Extracted data entries =>
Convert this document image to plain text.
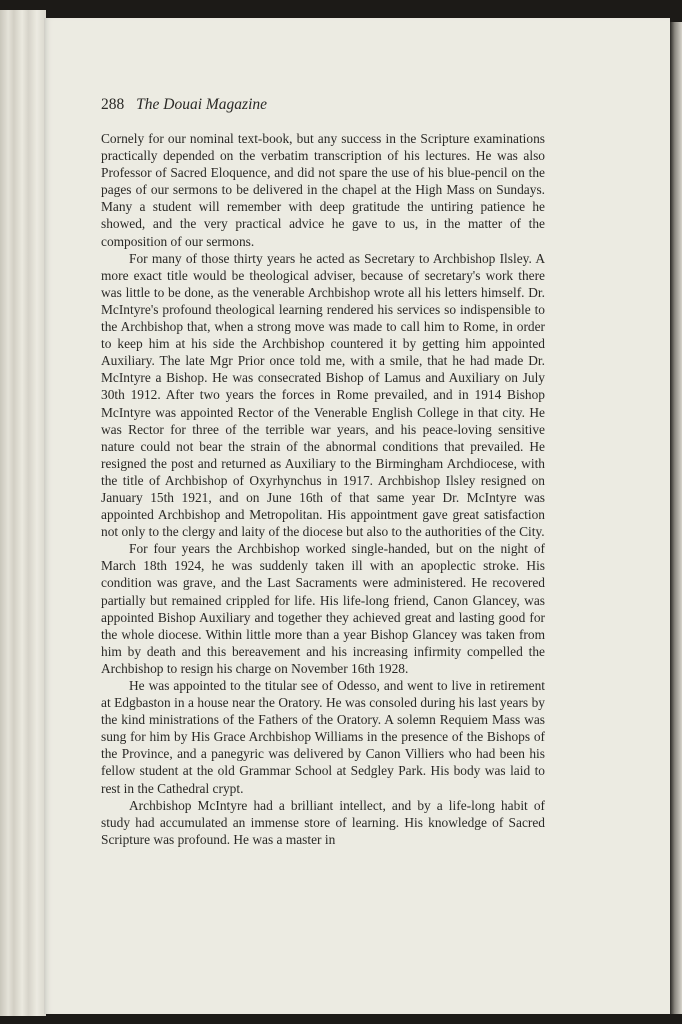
288 The Douai Magazine

Cornely for our nominal text-book, but any success in the Scripture examinations practically depended on the verbatim transcription of his lectures. He was also Professor of Sacred Eloquence, and did not spare the use of his blue-pencil on the pages of our sermons to be delivered in the chapel at the High Mass on Sundays. Many a student will remember with deep gratitude the untiring patience he showed, and the very practical advice he gave to us, in the matter of the composition of our sermons.

For many of those thirty years he acted as Secretary to Archbishop Ilsley. A more exact title would be theological adviser, because of secretary's work there was little to be done, as the venerable Archbishop wrote all his letters himself. Dr. McIntyre's profound theological learning rendered his services so indispensible to the Archbishop that, when a strong move was made to call him to Rome, in order to keep him at his side the Archbishop countered it by getting him appointed Auxiliary. The late Mgr Prior once told me, with a smile, that he had made Dr. McIntyre a Bishop. He was consecrated Bishop of Lamus and Auxiliary on July 30th 1912. After two years the forces in Rome prevailed, and in 1914 Bishop McIntyre was appointed Rector of the Venerable English College in that city. He was Rector for three of the terrible war years, and his peace-loving sensitive nature could not bear the strain of the abnormal conditions that prevailed. He resigned the post and returned as Auxiliary to the Birmingham Archdiocese, with the title of Archbishop of Oxyrhynchus in 1917. Archbishop Ilsley resigned on January 15th 1921, and on June 16th of that same year Dr. McIntyre was appointed Archbishop and Metropolitan. His appointment gave great satisfaction not only to the clergy and laity of the diocese but also to the authorities of the City.

For four years the Archbishop worked single-handed, but on the night of March 18th 1924, he was suddenly taken ill with an apoplectic stroke. His condition was grave, and the Last Sacraments were administered. He recovered partially but remained crippled for life. His life-long friend, Canon Glancey, was appointed Bishop Auxiliary and together they achieved great and lasting good for the whole diocese. Within little more than a year Bishop Glancey was taken from him by death and this bereavement and his increasing infirmity compelled the Archbishop to resign his charge on November 16th 1928.

He was appointed to the titular see of Odesso, and went to live in retirement at Edgbaston in a house near the Oratory. He was consoled during his last years by the kind ministrations of the Fathers of the Oratory. A solemn Requiem Mass was sung for him by His Grace Archbishop Williams in the presence of the Bishops of the Province, and a panegyric was delivered by Canon Villiers who had been his fellow student at the old Grammar School at Sedgley Park. His body was laid to rest in the Cathedral crypt.

Archbishop McIntyre had a brilliant intellect, and by a life-long habit of study had accumulated an immense store of learning. His knowledge of Sacred Scripture was profound. He was a master in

What you should do =>
Write the number of lines containing the word "text" and nothing besides it.

Output below =>
2